%%

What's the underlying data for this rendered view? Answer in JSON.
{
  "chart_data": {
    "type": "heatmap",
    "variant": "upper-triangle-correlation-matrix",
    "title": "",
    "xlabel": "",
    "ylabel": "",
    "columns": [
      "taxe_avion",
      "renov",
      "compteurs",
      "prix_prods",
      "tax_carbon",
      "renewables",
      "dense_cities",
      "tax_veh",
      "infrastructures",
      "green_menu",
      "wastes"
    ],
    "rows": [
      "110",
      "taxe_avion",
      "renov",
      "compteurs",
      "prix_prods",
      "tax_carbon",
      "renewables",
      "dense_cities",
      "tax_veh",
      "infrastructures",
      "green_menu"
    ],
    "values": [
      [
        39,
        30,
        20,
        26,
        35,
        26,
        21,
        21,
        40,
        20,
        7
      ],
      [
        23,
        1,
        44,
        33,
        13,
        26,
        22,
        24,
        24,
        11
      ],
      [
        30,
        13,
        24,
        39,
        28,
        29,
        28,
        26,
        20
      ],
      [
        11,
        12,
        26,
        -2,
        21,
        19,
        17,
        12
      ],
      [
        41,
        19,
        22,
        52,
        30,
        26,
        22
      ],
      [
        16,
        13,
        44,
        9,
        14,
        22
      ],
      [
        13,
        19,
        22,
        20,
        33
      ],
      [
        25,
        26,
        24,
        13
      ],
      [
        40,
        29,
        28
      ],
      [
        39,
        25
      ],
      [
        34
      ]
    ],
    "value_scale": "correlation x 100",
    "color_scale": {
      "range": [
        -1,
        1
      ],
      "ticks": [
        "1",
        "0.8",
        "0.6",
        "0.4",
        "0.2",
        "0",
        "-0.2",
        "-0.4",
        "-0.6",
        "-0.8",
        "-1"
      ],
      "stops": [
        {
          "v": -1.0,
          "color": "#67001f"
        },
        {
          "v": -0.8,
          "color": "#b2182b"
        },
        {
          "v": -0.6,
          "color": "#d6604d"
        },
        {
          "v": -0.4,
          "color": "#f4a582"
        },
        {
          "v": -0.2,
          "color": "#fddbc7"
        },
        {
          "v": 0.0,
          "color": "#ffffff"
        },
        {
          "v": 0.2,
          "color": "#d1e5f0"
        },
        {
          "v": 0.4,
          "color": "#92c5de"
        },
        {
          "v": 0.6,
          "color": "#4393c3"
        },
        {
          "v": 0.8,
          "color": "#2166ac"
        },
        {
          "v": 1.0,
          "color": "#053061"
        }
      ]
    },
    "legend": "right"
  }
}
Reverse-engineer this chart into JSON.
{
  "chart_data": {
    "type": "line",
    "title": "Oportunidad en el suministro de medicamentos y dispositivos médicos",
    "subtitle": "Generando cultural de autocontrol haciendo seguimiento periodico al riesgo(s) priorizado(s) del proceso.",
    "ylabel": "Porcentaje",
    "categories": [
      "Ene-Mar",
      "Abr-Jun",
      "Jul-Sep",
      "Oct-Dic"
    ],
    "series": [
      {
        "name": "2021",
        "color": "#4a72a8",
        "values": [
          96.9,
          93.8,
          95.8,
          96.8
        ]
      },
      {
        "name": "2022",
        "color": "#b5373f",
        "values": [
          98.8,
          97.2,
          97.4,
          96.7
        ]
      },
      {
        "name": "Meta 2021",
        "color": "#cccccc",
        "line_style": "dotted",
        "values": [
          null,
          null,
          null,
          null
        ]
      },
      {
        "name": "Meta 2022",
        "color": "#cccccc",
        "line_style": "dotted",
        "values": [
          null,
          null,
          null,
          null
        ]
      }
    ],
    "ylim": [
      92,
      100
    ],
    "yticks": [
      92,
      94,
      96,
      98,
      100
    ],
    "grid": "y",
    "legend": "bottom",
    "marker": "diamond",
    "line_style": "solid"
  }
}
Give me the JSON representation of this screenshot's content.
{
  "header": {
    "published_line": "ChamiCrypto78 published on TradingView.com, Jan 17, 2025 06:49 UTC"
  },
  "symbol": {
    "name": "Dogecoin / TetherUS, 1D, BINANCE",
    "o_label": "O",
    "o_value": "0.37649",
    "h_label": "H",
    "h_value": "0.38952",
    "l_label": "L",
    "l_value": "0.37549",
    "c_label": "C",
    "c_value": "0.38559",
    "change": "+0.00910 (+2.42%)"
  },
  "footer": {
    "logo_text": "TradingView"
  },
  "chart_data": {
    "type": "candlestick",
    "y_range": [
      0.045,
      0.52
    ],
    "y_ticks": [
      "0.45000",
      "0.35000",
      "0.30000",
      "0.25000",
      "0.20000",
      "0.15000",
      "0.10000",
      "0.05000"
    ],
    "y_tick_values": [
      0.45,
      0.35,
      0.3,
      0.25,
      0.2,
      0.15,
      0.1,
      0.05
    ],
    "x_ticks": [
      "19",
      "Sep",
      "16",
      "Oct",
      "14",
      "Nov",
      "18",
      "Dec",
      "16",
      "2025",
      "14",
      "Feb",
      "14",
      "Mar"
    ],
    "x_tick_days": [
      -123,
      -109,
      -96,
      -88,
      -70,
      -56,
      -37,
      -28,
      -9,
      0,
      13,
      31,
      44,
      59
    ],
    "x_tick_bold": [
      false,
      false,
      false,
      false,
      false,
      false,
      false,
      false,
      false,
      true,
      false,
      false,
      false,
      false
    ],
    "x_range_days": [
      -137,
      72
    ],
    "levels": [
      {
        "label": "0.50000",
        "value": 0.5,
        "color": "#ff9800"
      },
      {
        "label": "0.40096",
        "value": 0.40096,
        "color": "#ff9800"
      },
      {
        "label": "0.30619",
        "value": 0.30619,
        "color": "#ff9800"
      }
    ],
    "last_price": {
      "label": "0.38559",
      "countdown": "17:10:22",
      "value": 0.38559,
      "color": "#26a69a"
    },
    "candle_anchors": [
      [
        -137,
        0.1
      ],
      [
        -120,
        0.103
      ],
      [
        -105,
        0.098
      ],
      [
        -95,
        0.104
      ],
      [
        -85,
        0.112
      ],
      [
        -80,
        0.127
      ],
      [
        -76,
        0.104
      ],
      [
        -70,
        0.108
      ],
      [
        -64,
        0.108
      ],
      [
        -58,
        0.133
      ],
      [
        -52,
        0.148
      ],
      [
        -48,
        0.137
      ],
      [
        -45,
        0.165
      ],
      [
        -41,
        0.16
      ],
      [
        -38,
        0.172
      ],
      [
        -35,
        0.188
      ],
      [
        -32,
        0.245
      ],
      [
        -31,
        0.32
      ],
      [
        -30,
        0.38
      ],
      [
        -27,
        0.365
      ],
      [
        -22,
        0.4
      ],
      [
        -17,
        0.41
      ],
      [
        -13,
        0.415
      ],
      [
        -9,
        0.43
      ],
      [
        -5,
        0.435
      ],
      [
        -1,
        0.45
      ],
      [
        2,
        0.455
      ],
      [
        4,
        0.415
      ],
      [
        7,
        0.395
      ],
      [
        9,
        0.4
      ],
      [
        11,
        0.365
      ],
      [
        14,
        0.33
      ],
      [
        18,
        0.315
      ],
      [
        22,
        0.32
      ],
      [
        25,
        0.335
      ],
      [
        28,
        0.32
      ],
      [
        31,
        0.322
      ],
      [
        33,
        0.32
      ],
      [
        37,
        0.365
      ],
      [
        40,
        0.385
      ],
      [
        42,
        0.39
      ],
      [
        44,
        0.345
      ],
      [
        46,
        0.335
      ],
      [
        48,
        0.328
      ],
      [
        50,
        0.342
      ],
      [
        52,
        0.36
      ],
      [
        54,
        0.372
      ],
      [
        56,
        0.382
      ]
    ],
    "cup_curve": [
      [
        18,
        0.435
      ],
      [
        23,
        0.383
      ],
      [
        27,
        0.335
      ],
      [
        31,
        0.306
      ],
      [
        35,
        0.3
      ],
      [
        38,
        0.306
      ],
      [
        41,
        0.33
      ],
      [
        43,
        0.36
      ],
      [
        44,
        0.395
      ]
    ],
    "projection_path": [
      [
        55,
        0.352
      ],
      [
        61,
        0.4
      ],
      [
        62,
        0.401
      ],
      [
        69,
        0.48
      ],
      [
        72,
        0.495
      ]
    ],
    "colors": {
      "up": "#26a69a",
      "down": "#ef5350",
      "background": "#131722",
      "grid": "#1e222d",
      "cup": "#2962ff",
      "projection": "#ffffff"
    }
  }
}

%%

PROBLEM DESCRIPTION: Identify each line in the entries with the word "type" and copy it.

RESULT OF THIS EXERCISE:
    "type": "heatmap",
    "type": "line",
    "type": "candlestick",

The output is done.